Data extracted from a collection:
★ ★ ★ ★

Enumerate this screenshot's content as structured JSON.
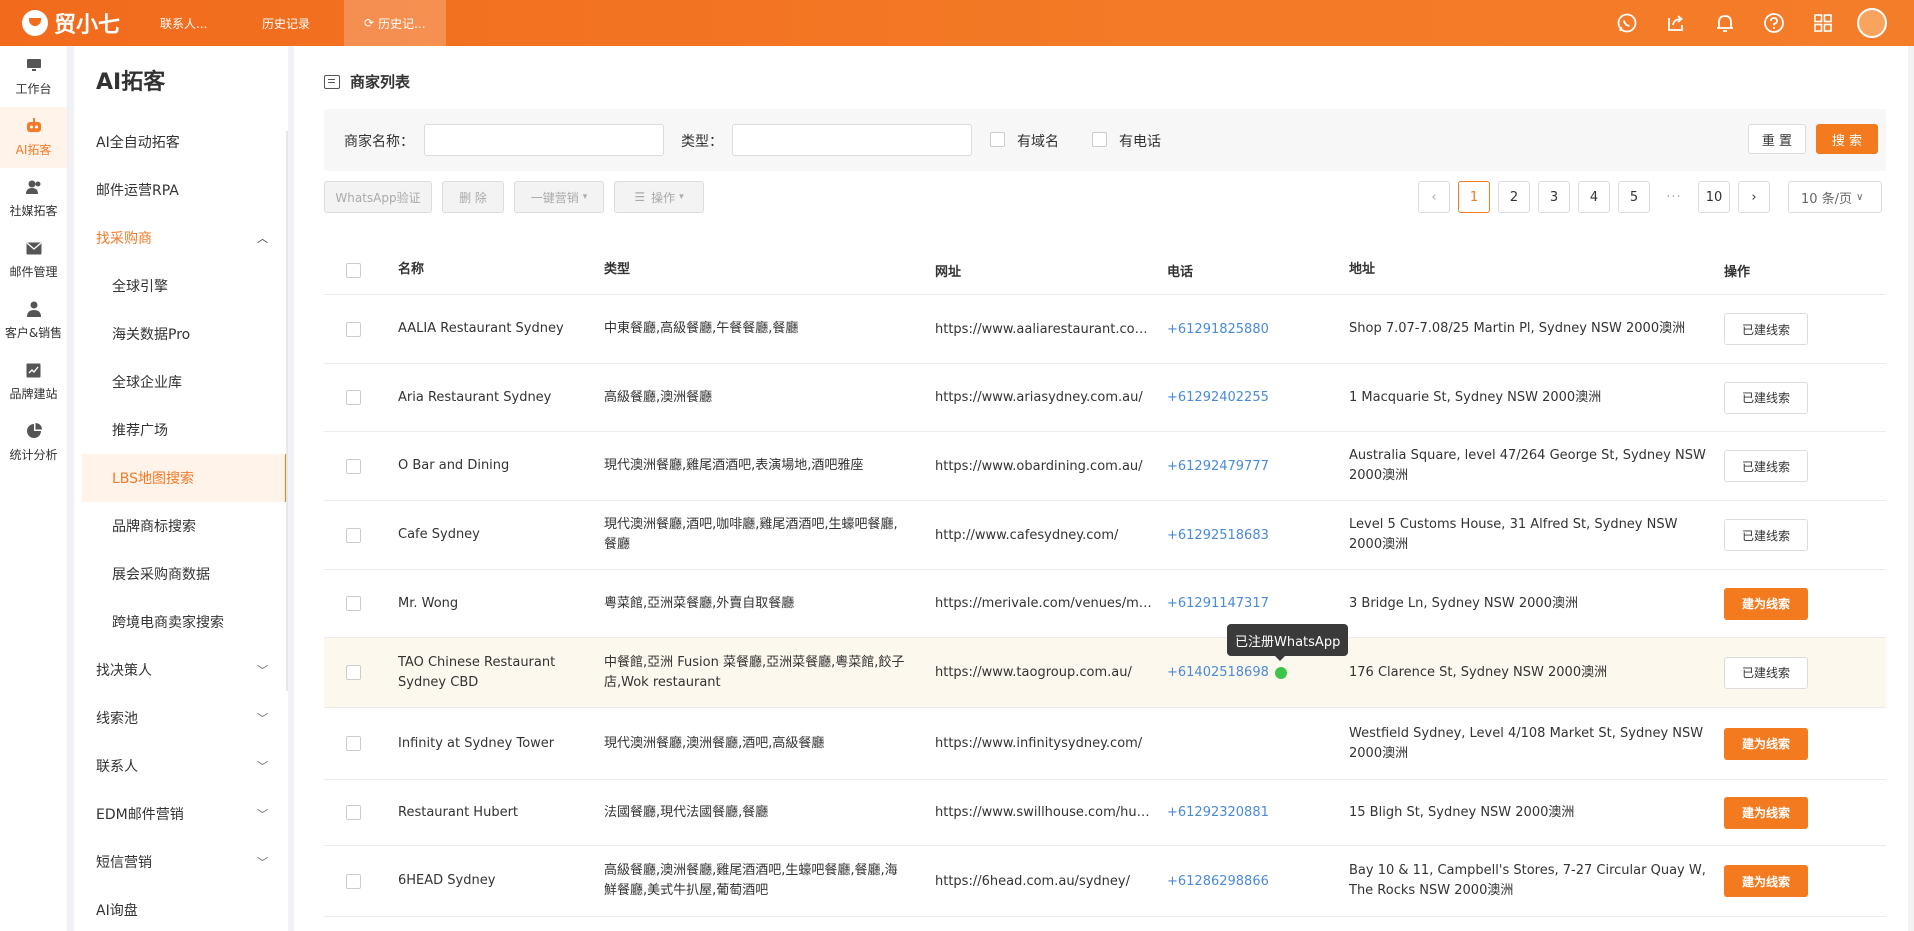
{
  "app": {
    "logo": "贸小七"
  },
  "top_tabs": [
    {
      "label": "联系人..."
    },
    {
      "label": "历史记录"
    },
    {
      "label": "历史记..."
    }
  ],
  "rail": [
    {
      "label": "工作台"
    },
    {
      "label": "AI拓客"
    },
    {
      "label": "社媒拓客"
    },
    {
      "label": "邮件管理"
    },
    {
      "label": "客户&销售"
    },
    {
      "label": "品牌建站"
    },
    {
      "label": "统计分析"
    }
  ],
  "menu": {
    "title": "AI拓客",
    "items": [
      {
        "label": "AI全自动拓客"
      },
      {
        "label": "邮件运营RPA"
      },
      {
        "label": "找采购商"
      },
      {
        "label": "全球引擎"
      },
      {
        "label": "海关数据Pro"
      },
      {
        "label": "全球企业库"
      },
      {
        "label": "推荐广场"
      },
      {
        "label": "LBS地图搜索"
      },
      {
        "label": "品牌商标搜索"
      },
      {
        "label": "展会采购商数据"
      },
      {
        "label": "跨境电商卖家搜索"
      },
      {
        "label": "找决策人"
      },
      {
        "label": "线索池"
      },
      {
        "label": "联系人"
      },
      {
        "label": "EDM邮件营销"
      },
      {
        "label": "短信营销"
      },
      {
        "label": "AI询盘"
      }
    ]
  },
  "panel": {
    "title": "商家列表"
  },
  "filter": {
    "name_label": "商家名称：",
    "type_label": "类型：",
    "has_domain": "有域名",
    "has_phone": "有电话",
    "reset": "重 置",
    "search": "搜 索"
  },
  "toolbar": {
    "whatsapp": "WhatsApp验证",
    "delete": "删 除",
    "marketing": "一键营销",
    "ops": "操作"
  },
  "pagination": {
    "pages": [
      "1",
      "2",
      "3",
      "4",
      "5",
      "10"
    ],
    "ellipsis": "···",
    "page_size": "10 条/页",
    "current": 1
  },
  "table": {
    "headers": {
      "name": "名称",
      "type": "类型",
      "url": "网址",
      "phone": "电话",
      "addr": "地址",
      "op": "操作"
    },
    "rows": [
      {
        "name": "AALIA Restaurant Sydney",
        "type": "中東餐廳,高級餐廳,午餐餐廳,餐廳",
        "url": "https://www.aaliarestaurant.com.au/",
        "phone": "+61291825880",
        "addr": "Shop 7.07-7.08/25 Martin Pl, Sydney NSW 2000澳洲",
        "op": "已建线索"
      },
      {
        "name": "Aria Restaurant Sydney",
        "type": "高級餐廳,澳洲餐廳",
        "url": "https://www.ariasydney.com.au/",
        "phone": "+61292402255",
        "addr": "1 Macquarie St, Sydney NSW 2000澳洲",
        "op": "已建线索"
      },
      {
        "name": "O Bar and Dining",
        "type": "現代澳洲餐廳,雞尾酒酒吧,表演場地,酒吧雅座",
        "url": "https://www.obardining.com.au/",
        "phone": "+61292479777",
        "addr": "Australia Square, level 47/264 George St, Sydney NSW 2000澳洲",
        "op": "已建线索"
      },
      {
        "name": "Cafe Sydney",
        "type": "現代澳洲餐廳,酒吧,咖啡廳,雞尾酒酒吧,生蠔吧餐廳,餐廳",
        "url": "http://www.cafesydney.com/",
        "phone": "+61292518683",
        "addr": "Level 5 Customs House, 31 Alfred St, Sydney NSW 2000澳洲",
        "op": "已建线索"
      },
      {
        "name": "Mr. Wong",
        "type": "粵菜館,亞洲菜餐廳,外賣自取餐廳",
        "url": "https://merivale.com/venues/mrwong/",
        "phone": "+61291147317",
        "addr": "3 Bridge Ln, Sydney NSW 2000澳洲",
        "op": "建为线索"
      },
      {
        "name": "TAO Chinese Restaurant Sydney CBD",
        "type": "中餐館,亞洲 Fusion 菜餐廳,亞洲菜餐廳,粵菜館,餃子店,Wok restaurant",
        "url": "https://www.taogroup.com.au/",
        "phone": "+61402518698",
        "addr": "176 Clarence St, Sydney NSW 2000澳洲",
        "op": "已建线索",
        "whatsapp": true
      },
      {
        "name": "Infinity at Sydney Tower",
        "type": "現代澳洲餐廳,澳洲餐廳,酒吧,高級餐廳",
        "url": "https://www.infinitysydney.com/",
        "phone": "",
        "addr": "Westfield Sydney, Level 4/108 Market St, Sydney NSW 2000澳洲",
        "op": "建为线索"
      },
      {
        "name": "Restaurant Hubert",
        "type": "法國餐廳,現代法國餐廳,餐廳",
        "url": "https://www.swillhouse.com/hubert",
        "phone": "+61292320881",
        "addr": "15 Bligh St, Sydney NSW 2000澳洲",
        "op": "建为线索"
      },
      {
        "name": "6HEAD Sydney",
        "type": "高級餐廳,澳洲餐廳,雞尾酒酒吧,生蠔吧餐廳,餐廳,海鮮餐廳,美式牛扒屋,葡萄酒吧",
        "url": "https://6head.com.au/sydney/",
        "phone": "+61286298866",
        "addr": "Bay 10 & 11, Campbell's Stores, 7-27 Circular Quay W, The Rocks NSW 2000澳洲",
        "op": "建为线索"
      }
    ]
  },
  "tooltip": "已注册WhatsApp",
  "colors": {
    "accent": "#f37a1f",
    "link": "#4a8ad6",
    "highlight_row": "#fdf8ed"
  }
}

★ ★ ★ ★

* Task goal:
Excluding the pictures, reproduce every entry exactly as given.

* Finished answer:
Enumerate this screenshot's content as structured JSON.
{
  "app": {
    "logo": "贸小七"
  },
  "top_tabs": [
    {
      "label": "联系人..."
    },
    {
      "label": "历史记录"
    },
    {
      "label": "历史记..."
    }
  ],
  "rail": [
    {
      "label": "工作台"
    },
    {
      "label": "AI拓客"
    },
    {
      "label": "社媒拓客"
    },
    {
      "label": "邮件管理"
    },
    {
      "label": "客户&销售"
    },
    {
      "label": "品牌建站"
    },
    {
      "label": "统计分析"
    }
  ],
  "menu": {
    "title": "AI拓客",
    "items": [
      {
        "label": "AI全自动拓客"
      },
      {
        "label": "邮件运营RPA"
      },
      {
        "label": "找采购商"
      },
      {
        "label": "全球引擎"
      },
      {
        "label": "海关数据Pro"
      },
      {
        "label": "全球企业库"
      },
      {
        "label": "推荐广场"
      },
      {
        "label": "LBS地图搜索"
      },
      {
        "label": "品牌商标搜索"
      },
      {
        "label": "展会采购商数据"
      },
      {
        "label": "跨境电商卖家搜索"
      },
      {
        "label": "找决策人"
      },
      {
        "label": "线索池"
      },
      {
        "label": "联系人"
      },
      {
        "label": "EDM邮件营销"
      },
      {
        "label": "短信营销"
      },
      {
        "label": "AI询盘"
      }
    ]
  },
  "panel": {
    "title": "商家列表"
  },
  "filter": {
    "name_label": "商家名称：",
    "type_label": "类型：",
    "has_domain": "有域名",
    "has_phone": "有电话",
    "reset": "重 置",
    "search": "搜 索"
  },
  "toolbar": {
    "whatsapp": "WhatsApp验证",
    "delete": "删 除",
    "marketing": "一键营销",
    "ops": "操作"
  },
  "pagination": {
    "pages": [
      "1",
      "2",
      "3",
      "4",
      "5",
      "10"
    ],
    "ellipsis": "···",
    "page_size": "10 条/页",
    "current": 1
  },
  "table": {
    "headers": {
      "name": "名称",
      "type": "类型",
      "url": "网址",
      "phone": "电话",
      "addr": "地址",
      "op": "操作"
    },
    "rows": [
      {
        "name": "AALIA Restaurant Sydney",
        "type": "中東餐廳,高級餐廳,午餐餐廳,餐廳",
        "url": "https://www.aaliarestaurant.com.au/",
        "phone": "+61291825880",
        "addr": "Shop 7.07-7.08/25 Martin Pl, Sydney NSW 2000澳洲",
        "op": "已建线索"
      },
      {
        "name": "Aria Restaurant Sydney",
        "type": "高級餐廳,澳洲餐廳",
        "url": "https://www.ariasydney.com.au/",
        "phone": "+61292402255",
        "addr": "1 Macquarie St, Sydney NSW 2000澳洲",
        "op": "已建线索"
      },
      {
        "name": "O Bar and Dining",
        "type": "現代澳洲餐廳,雞尾酒酒吧,表演場地,酒吧雅座",
        "url": "https://www.obardining.com.au/",
        "phone": "+61292479777",
        "addr": "Australia Square, level 47/264 George St, Sydney NSW 2000澳洲",
        "op": "已建线索"
      },
      {
        "name": "Cafe Sydney",
        "type": "現代澳洲餐廳,酒吧,咖啡廳,雞尾酒酒吧,生蠔吧餐廳,餐廳",
        "url": "http://www.cafesydney.com/",
        "phone": "+61292518683",
        "addr": "Level 5 Customs House, 31 Alfred St, Sydney NSW 2000澳洲",
        "op": "已建线索"
      },
      {
        "name": "Mr. Wong",
        "type": "粵菜館,亞洲菜餐廳,外賣自取餐廳",
        "url": "https://merivale.com/venues/mrwong/",
        "phone": "+61291147317",
        "addr": "3 Bridge Ln, Sydney NSW 2000澳洲",
        "op": "建为线索"
      },
      {
        "name": "TAO Chinese Restaurant Sydney CBD",
        "type": "中餐館,亞洲 Fusion 菜餐廳,亞洲菜餐廳,粵菜館,餃子店,Wok restaurant",
        "url": "https://www.taogroup.com.au/",
        "phone": "+61402518698",
        "addr": "176 Clarence St, Sydney NSW 2000澳洲",
        "op": "已建线索",
        "whatsapp": true
      },
      {
        "name": "Infinity at Sydney Tower",
        "type": "現代澳洲餐廳,澳洲餐廳,酒吧,高級餐廳",
        "url": "https://www.infinitysydney.com/",
        "phone": "",
        "addr": "Westfield Sydney, Level 4/108 Market St, Sydney NSW 2000澳洲",
        "op": "建为线索"
      },
      {
        "name": "Restaurant Hubert",
        "type": "法國餐廳,現代法國餐廳,餐廳",
        "url": "https://www.swillhouse.com/hubert",
        "phone": "+61292320881",
        "addr": "15 Bligh St, Sydney NSW 2000澳洲",
        "op": "建为线索"
      },
      {
        "name": "6HEAD Sydney",
        "type": "高級餐廳,澳洲餐廳,雞尾酒酒吧,生蠔吧餐廳,餐廳,海鮮餐廳,美式牛扒屋,葡萄酒吧",
        "url": "https://6head.com.au/sydney/",
        "phone": "+61286298866",
        "addr": "Bay 10 & 11, Campbell's Stores, 7-27 Circular Quay W, The Rocks NSW 2000澳洲",
        "op": "建为线索"
      }
    ]
  },
  "tooltip": "已注册WhatsApp",
  "colors": {
    "accent": "#f37a1f",
    "link": "#4a8ad6",
    "highlight_row": "#fdf8ed"
  }
}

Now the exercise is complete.